===== THE RECORDS =====

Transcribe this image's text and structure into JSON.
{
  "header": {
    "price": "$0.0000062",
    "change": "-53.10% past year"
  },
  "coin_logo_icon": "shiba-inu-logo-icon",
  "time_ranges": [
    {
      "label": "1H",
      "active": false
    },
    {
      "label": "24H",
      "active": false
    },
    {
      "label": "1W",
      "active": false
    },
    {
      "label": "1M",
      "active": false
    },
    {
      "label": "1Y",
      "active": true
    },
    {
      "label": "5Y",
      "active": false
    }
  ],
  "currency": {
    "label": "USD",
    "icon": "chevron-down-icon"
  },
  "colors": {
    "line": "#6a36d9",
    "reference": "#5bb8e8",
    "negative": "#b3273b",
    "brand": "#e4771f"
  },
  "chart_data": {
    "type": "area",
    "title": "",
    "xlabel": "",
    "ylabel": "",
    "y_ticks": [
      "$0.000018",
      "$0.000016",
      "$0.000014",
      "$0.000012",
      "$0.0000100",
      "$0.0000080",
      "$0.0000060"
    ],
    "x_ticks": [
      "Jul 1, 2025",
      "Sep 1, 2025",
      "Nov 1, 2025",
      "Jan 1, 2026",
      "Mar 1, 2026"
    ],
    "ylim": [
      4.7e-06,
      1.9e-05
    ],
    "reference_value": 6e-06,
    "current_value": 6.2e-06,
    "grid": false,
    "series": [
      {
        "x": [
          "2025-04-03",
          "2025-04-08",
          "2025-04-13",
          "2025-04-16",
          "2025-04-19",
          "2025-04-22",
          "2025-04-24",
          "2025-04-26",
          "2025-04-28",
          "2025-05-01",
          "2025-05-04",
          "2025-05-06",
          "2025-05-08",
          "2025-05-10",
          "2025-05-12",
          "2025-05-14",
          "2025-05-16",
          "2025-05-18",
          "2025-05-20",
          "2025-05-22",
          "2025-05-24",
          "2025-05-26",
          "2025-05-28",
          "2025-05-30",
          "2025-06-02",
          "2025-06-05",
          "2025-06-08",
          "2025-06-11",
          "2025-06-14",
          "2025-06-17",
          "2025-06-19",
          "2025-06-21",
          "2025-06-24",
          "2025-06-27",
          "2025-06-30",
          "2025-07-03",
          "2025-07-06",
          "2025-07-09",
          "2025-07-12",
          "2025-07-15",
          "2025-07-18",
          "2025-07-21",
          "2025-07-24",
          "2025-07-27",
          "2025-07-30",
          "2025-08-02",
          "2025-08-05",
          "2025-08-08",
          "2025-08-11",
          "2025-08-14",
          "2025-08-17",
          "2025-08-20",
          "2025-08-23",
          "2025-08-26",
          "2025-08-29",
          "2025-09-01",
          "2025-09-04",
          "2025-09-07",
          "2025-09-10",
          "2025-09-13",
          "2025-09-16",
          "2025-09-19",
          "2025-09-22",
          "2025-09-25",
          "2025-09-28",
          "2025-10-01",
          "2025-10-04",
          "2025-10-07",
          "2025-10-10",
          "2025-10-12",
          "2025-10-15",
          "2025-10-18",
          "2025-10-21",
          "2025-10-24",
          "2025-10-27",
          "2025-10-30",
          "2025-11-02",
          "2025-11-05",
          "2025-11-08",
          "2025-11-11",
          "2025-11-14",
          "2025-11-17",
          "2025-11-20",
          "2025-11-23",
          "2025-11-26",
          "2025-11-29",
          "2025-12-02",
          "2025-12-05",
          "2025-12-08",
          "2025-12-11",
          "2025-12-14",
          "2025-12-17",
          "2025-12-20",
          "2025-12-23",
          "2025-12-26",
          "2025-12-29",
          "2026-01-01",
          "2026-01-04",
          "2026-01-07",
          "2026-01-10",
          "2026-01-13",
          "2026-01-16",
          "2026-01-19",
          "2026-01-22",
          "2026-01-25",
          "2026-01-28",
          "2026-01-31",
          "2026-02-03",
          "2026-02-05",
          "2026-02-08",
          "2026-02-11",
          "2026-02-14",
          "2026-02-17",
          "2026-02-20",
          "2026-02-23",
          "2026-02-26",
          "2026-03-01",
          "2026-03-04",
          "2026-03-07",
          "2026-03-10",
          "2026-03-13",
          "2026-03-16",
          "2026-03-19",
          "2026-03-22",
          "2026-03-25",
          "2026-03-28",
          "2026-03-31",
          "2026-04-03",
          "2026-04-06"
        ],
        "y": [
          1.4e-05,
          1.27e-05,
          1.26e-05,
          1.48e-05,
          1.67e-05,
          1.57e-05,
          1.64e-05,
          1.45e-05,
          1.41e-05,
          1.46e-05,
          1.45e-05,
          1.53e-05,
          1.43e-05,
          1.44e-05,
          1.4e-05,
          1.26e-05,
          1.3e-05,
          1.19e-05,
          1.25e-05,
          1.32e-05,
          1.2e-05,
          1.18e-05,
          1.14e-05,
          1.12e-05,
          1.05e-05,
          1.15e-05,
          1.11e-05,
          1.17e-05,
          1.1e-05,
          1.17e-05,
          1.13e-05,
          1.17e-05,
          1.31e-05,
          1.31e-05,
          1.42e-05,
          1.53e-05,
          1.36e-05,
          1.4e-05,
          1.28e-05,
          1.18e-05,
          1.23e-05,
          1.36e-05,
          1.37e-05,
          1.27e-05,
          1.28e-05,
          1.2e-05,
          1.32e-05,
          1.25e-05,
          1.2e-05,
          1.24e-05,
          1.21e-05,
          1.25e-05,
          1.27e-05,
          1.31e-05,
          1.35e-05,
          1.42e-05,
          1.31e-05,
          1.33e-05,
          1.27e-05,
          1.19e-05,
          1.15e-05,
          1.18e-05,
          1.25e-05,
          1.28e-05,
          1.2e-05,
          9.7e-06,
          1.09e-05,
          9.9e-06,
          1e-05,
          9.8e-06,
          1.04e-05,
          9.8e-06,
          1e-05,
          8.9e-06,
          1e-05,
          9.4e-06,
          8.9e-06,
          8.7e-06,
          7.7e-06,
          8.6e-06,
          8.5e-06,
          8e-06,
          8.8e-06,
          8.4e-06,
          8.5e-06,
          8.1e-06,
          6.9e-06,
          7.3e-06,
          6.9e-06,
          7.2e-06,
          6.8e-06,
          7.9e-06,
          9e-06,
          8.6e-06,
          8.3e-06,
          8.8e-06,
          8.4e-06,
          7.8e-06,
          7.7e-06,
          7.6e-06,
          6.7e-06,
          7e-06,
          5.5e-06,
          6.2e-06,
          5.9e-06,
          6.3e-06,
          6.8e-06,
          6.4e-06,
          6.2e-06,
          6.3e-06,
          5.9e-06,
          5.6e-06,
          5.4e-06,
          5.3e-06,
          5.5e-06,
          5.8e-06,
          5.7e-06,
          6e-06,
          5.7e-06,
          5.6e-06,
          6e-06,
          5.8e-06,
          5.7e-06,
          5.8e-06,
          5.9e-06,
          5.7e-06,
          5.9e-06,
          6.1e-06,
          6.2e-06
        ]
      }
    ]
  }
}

=====

• OBJECTIVE:
Reproduce each entry exactly, leaving out nothing.

• TASK RESULT:
Transcribe this image's text and structure into JSON.
{
  "header": {
    "price": "$0.0000062",
    "change": "-53.10% past year"
  },
  "coin_logo_icon": "shiba-inu-logo-icon",
  "time_ranges": [
    {
      "label": "1H",
      "active": false
    },
    {
      "label": "24H",
      "active": false
    },
    {
      "label": "1W",
      "active": false
    },
    {
      "label": "1M",
      "active": false
    },
    {
      "label": "1Y",
      "active": true
    },
    {
      "label": "5Y",
      "active": false
    }
  ],
  "currency": {
    "label": "USD",
    "icon": "chevron-down-icon"
  },
  "colors": {
    "line": "#6a36d9",
    "reference": "#5bb8e8",
    "negative": "#b3273b",
    "brand": "#e4771f"
  },
  "chart_data": {
    "type": "area",
    "title": "",
    "xlabel": "",
    "ylabel": "",
    "y_ticks": [
      "$0.000018",
      "$0.000016",
      "$0.000014",
      "$0.000012",
      "$0.0000100",
      "$0.0000080",
      "$0.0000060"
    ],
    "x_ticks": [
      "Jul 1, 2025",
      "Sep 1, 2025",
      "Nov 1, 2025",
      "Jan 1, 2026",
      "Mar 1, 2026"
    ],
    "ylim": [
      4.7e-06,
      1.9e-05
    ],
    "reference_value": 6e-06,
    "current_value": 6.2e-06,
    "grid": false,
    "series": [
      {
        "x": [
          "2025-04-03",
          "2025-04-08",
          "2025-04-13",
          "2025-04-16",
          "2025-04-19",
          "2025-04-22",
          "2025-04-24",
          "2025-04-26",
          "2025-04-28",
          "2025-05-01",
          "2025-05-04",
          "2025-05-06",
          "2025-05-08",
          "2025-05-10",
          "2025-05-12",
          "2025-05-14",
          "2025-05-16",
          "2025-05-18",
          "2025-05-20",
          "2025-05-22",
          "2025-05-24",
          "2025-05-26",
          "2025-05-28",
          "2025-05-30",
          "2025-06-02",
          "2025-06-05",
          "2025-06-08",
          "2025-06-11",
          "2025-06-14",
          "2025-06-17",
          "2025-06-19",
          "2025-06-21",
          "2025-06-24",
          "2025-06-27",
          "2025-06-30",
          "2025-07-03",
          "2025-07-06",
          "2025-07-09",
          "2025-07-12",
          "2025-07-15",
          "2025-07-18",
          "2025-07-21",
          "2025-07-24",
          "2025-07-27",
          "2025-07-30",
          "2025-08-02",
          "2025-08-05",
          "2025-08-08",
          "2025-08-11",
          "2025-08-14",
          "2025-08-17",
          "2025-08-20",
          "2025-08-23",
          "2025-08-26",
          "2025-08-29",
          "2025-09-01",
          "2025-09-04",
          "2025-09-07",
          "2025-09-10",
          "2025-09-13",
          "2025-09-16",
          "2025-09-19",
          "2025-09-22",
          "2025-09-25",
          "2025-09-28",
          "2025-10-01",
          "2025-10-04",
          "2025-10-07",
          "2025-10-10",
          "2025-10-12",
          "2025-10-15",
          "2025-10-18",
          "2025-10-21",
          "2025-10-24",
          "2025-10-27",
          "2025-10-30",
          "2025-11-02",
          "2025-11-05",
          "2025-11-08",
          "2025-11-11",
          "2025-11-14",
          "2025-11-17",
          "2025-11-20",
          "2025-11-23",
          "2025-11-26",
          "2025-11-29",
          "2025-12-02",
          "2025-12-05",
          "2025-12-08",
          "2025-12-11",
          "2025-12-14",
          "2025-12-17",
          "2025-12-20",
          "2025-12-23",
          "2025-12-26",
          "2025-12-29",
          "2026-01-01",
          "2026-01-04",
          "2026-01-07",
          "2026-01-10",
          "2026-01-13",
          "2026-01-16",
          "2026-01-19",
          "2026-01-22",
          "2026-01-25",
          "2026-01-28",
          "2026-01-31",
          "2026-02-03",
          "2026-02-05",
          "2026-02-08",
          "2026-02-11",
          "2026-02-14",
          "2026-02-17",
          "2026-02-20",
          "2026-02-23",
          "2026-02-26",
          "2026-03-01",
          "2026-03-04",
          "2026-03-07",
          "2026-03-10",
          "2026-03-13",
          "2026-03-16",
          "2026-03-19",
          "2026-03-22",
          "2026-03-25",
          "2026-03-28",
          "2026-03-31",
          "2026-04-03",
          "2026-04-06"
        ],
        "y": [
          1.4e-05,
          1.27e-05,
          1.26e-05,
          1.48e-05,
          1.67e-05,
          1.57e-05,
          1.64e-05,
          1.45e-05,
          1.41e-05,
          1.46e-05,
          1.45e-05,
          1.53e-05,
          1.43e-05,
          1.44e-05,
          1.4e-05,
          1.26e-05,
          1.3e-05,
          1.19e-05,
          1.25e-05,
          1.32e-05,
          1.2e-05,
          1.18e-05,
          1.14e-05,
          1.12e-05,
          1.05e-05,
          1.15e-05,
          1.11e-05,
          1.17e-05,
          1.1e-05,
          1.17e-05,
          1.13e-05,
          1.17e-05,
          1.31e-05,
          1.31e-05,
          1.42e-05,
          1.53e-05,
          1.36e-05,
          1.4e-05,
          1.28e-05,
          1.18e-05,
          1.23e-05,
          1.36e-05,
          1.37e-05,
          1.27e-05,
          1.28e-05,
          1.2e-05,
          1.32e-05,
          1.25e-05,
          1.2e-05,
          1.24e-05,
          1.21e-05,
          1.25e-05,
          1.27e-05,
          1.31e-05,
          1.35e-05,
          1.42e-05,
          1.31e-05,
          1.33e-05,
          1.27e-05,
          1.19e-05,
          1.15e-05,
          1.18e-05,
          1.25e-05,
          1.28e-05,
          1.2e-05,
          9.7e-06,
          1.09e-05,
          9.9e-06,
          1e-05,
          9.8e-06,
          1.04e-05,
          9.8e-06,
          1e-05,
          8.9e-06,
          1e-05,
          9.4e-06,
          8.9e-06,
          8.7e-06,
          7.7e-06,
          8.6e-06,
          8.5e-06,
          8e-06,
          8.8e-06,
          8.4e-06,
          8.5e-06,
          8.1e-06,
          6.9e-06,
          7.3e-06,
          6.9e-06,
          7.2e-06,
          6.8e-06,
          7.9e-06,
          9e-06,
          8.6e-06,
          8.3e-06,
          8.8e-06,
          8.4e-06,
          7.8e-06,
          7.7e-06,
          7.6e-06,
          6.7e-06,
          7e-06,
          5.5e-06,
          6.2e-06,
          5.9e-06,
          6.3e-06,
          6.8e-06,
          6.4e-06,
          6.2e-06,
          6.3e-06,
          5.9e-06,
          5.6e-06,
          5.4e-06,
          5.3e-06,
          5.5e-06,
          5.8e-06,
          5.7e-06,
          6e-06,
          5.7e-06,
          5.6e-06,
          6e-06,
          5.8e-06,
          5.7e-06,
          5.8e-06,
          5.9e-06,
          5.7e-06,
          5.9e-06,
          6.1e-06,
          6.2e-06
        ]
      }
    ]
  }
}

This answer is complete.